_EXERCISE DESCRIPTION_
Count how many lines have the word "degrees" in them. Reply with that number by itself.
++++ RECORDS SHOWN
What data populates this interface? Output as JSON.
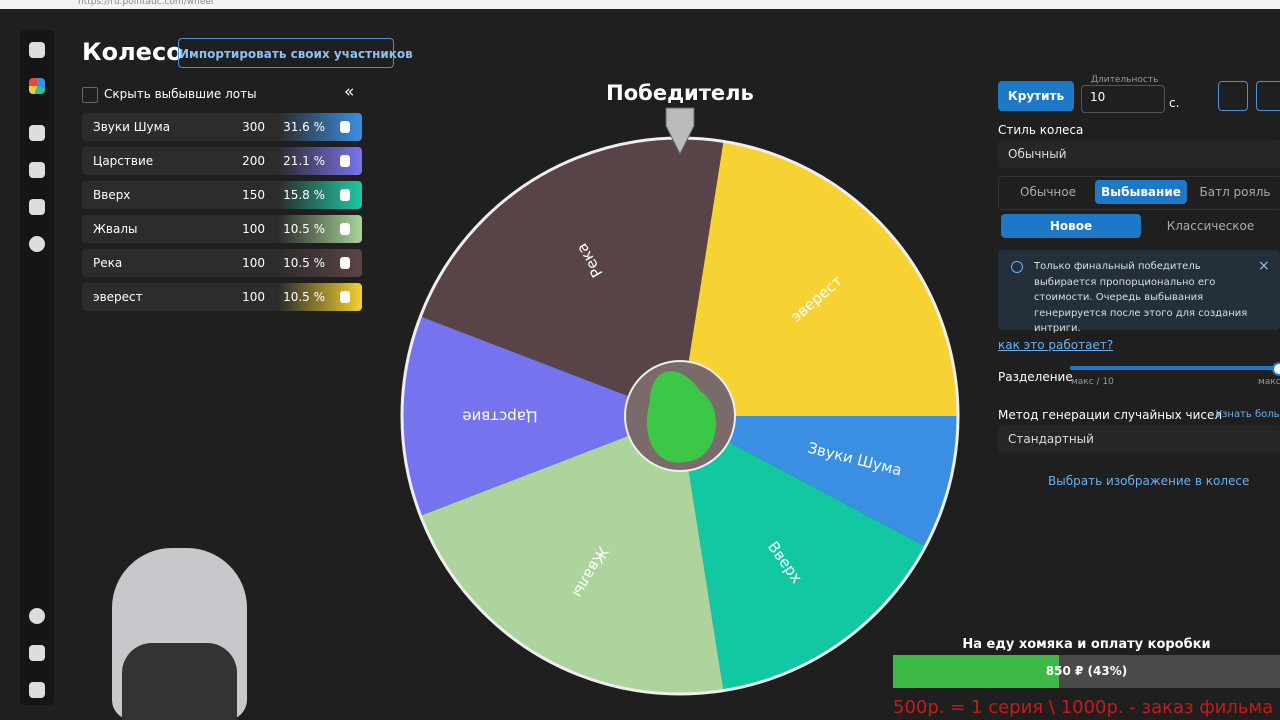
{
  "browser": {
    "url": "https://ru.pointauc.com/wheel"
  },
  "header": {
    "title": "Колесо",
    "import_button": "Импортировать своих участников"
  },
  "lots_panel": {
    "hide_label": "Скрыть выбывшие лоты",
    "collapse": "«",
    "lots": [
      {
        "name": "Звуки Шума",
        "amount": "300",
        "percent": "31.6 %",
        "color": "#3b8fe0"
      },
      {
        "name": "Царствие",
        "amount": "200",
        "percent": "21.1 %",
        "color": "#7b73f0"
      },
      {
        "name": "Вверх",
        "amount": "150",
        "percent": "15.8 %",
        "color": "#1dc9a4"
      },
      {
        "name": "Жвалы",
        "amount": "100",
        "percent": "10.5 %",
        "color": "#a8d49a"
      },
      {
        "name": "Река",
        "amount": "100",
        "percent": "10.5 %",
        "color": "#5a4446"
      },
      {
        "name": "эверест",
        "amount": "100",
        "percent": "10.5 %",
        "color": "#f5d02c"
      }
    ]
  },
  "wheel": {
    "title": "Победитель",
    "segments": [
      {
        "label": "Река",
        "color": "#584446"
      },
      {
        "label": "эверест",
        "color": "#f6d232"
      },
      {
        "label": "Звуки Шума",
        "color": "#3a8fe2"
      },
      {
        "label": "Вверх",
        "color": "#12c8a2"
      },
      {
        "label": "Жвалы",
        "color": "#acd49c"
      },
      {
        "label": "Царствие",
        "color": "#7673ef"
      }
    ]
  },
  "controls": {
    "spin": "Крутить",
    "duration_label": "Длительность",
    "duration_value": "10",
    "seconds": "с.",
    "style_label": "Стиль колеса",
    "style_value": "Обычный",
    "modes": [
      "Обычное",
      "Выбывание",
      "Батл рояль"
    ],
    "submodes": [
      "Новое",
      "Классическое"
    ],
    "info": "Только финальный победитель выбирается пропорционально его стоимости. Очередь выбывания генерируется после этого для создания интриги.",
    "how_link": "как это работает?",
    "split_label": "Разделение",
    "split_min": "макс / 10",
    "split_max": "макс",
    "rng_label": "Метод генерации случайных чисел",
    "rng_more": "Узнать больше",
    "rng_value": "Стандартный",
    "image_select": "Выбрать изображение в колесе"
  },
  "goal": {
    "title": "На еду хомяка и оплату коробки",
    "progress": "850 ₽ (43%)",
    "ticker": "500р. = 1 серия \\ 1000р. - заказ фильма"
  }
}
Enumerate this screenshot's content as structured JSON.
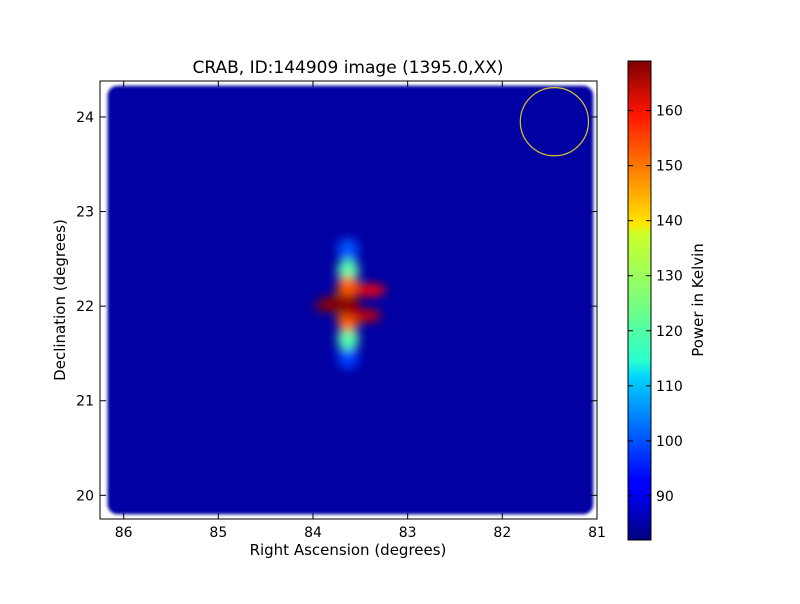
{
  "chart_data": {
    "type": "heatmap",
    "title": "CRAB, ID:144909 image (1395.0,XX)",
    "xlabel": "Right Ascension (degrees)",
    "ylabel": "Declination (degrees)",
    "xlim": [
      86.25,
      81.0
    ],
    "ylim": [
      19.75,
      24.38
    ],
    "x_ticks": [
      86,
      85,
      84,
      83,
      82,
      81
    ],
    "y_ticks": [
      20,
      21,
      22,
      23,
      24
    ],
    "x_tick_labels": [
      "86",
      "85",
      "84",
      "83",
      "82",
      "81"
    ],
    "y_tick_labels": [
      "20",
      "21",
      "22",
      "23",
      "24"
    ],
    "colorbar": {
      "label": "Power in Kelvin",
      "range": [
        82,
        169
      ],
      "ticks": [
        90,
        100,
        110,
        120,
        130,
        140,
        150,
        160
      ],
      "tick_labels": [
        "90",
        "100",
        "110",
        "120",
        "130",
        "140",
        "150",
        "160"
      ],
      "colormap": "jet"
    },
    "background_level": 85,
    "source": {
      "ra": 83.63,
      "dec": 22.01,
      "peak": 168
    },
    "lobes": [
      {
        "ra": 83.63,
        "dec": 22.6,
        "value": 100
      },
      {
        "ra": 83.63,
        "dec": 22.38,
        "value": 122
      },
      {
        "ra": 83.63,
        "dec": 22.2,
        "value": 150
      },
      {
        "ra": 83.63,
        "dec": 22.01,
        "value": 168
      },
      {
        "ra": 83.63,
        "dec": 21.85,
        "value": 150
      },
      {
        "ra": 83.63,
        "dec": 21.65,
        "value": 122
      },
      {
        "ra": 83.63,
        "dec": 21.45,
        "value": 98
      }
    ],
    "beam_marker": {
      "ra": 81.45,
      "dec": 23.95,
      "radius_deg": 0.36,
      "color": "#d4c62b"
    },
    "grid": false
  }
}
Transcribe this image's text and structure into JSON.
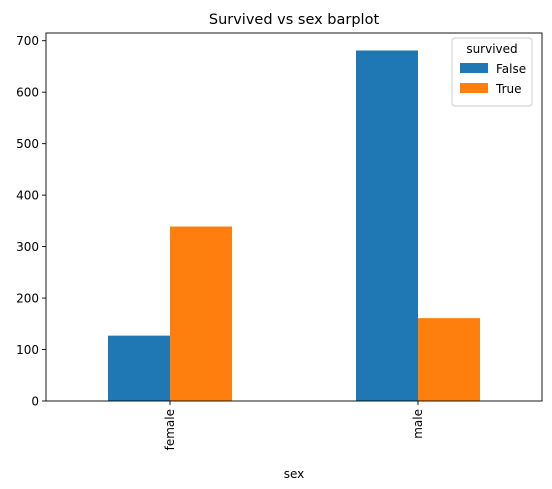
{
  "chart_data": {
    "type": "bar",
    "title": "Survived vs sex barplot",
    "xlabel": "sex",
    "ylabel": "",
    "categories": [
      "female",
      "male"
    ],
    "series": [
      {
        "name": "False",
        "color": "#1f77b4",
        "values": [
          127,
          681
        ]
      },
      {
        "name": "True",
        "color": "#ff7f0e",
        "values": [
          339,
          161
        ]
      }
    ],
    "ylim": [
      0,
      715
    ],
    "yticks": [
      0,
      100,
      200,
      300,
      400,
      500,
      600,
      700
    ],
    "legend": {
      "title": "survived",
      "placement": "top-right"
    },
    "grid": false,
    "xtick_rotation": "vertical"
  }
}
++++++++
_RESPONSE TO THIS TASK_
2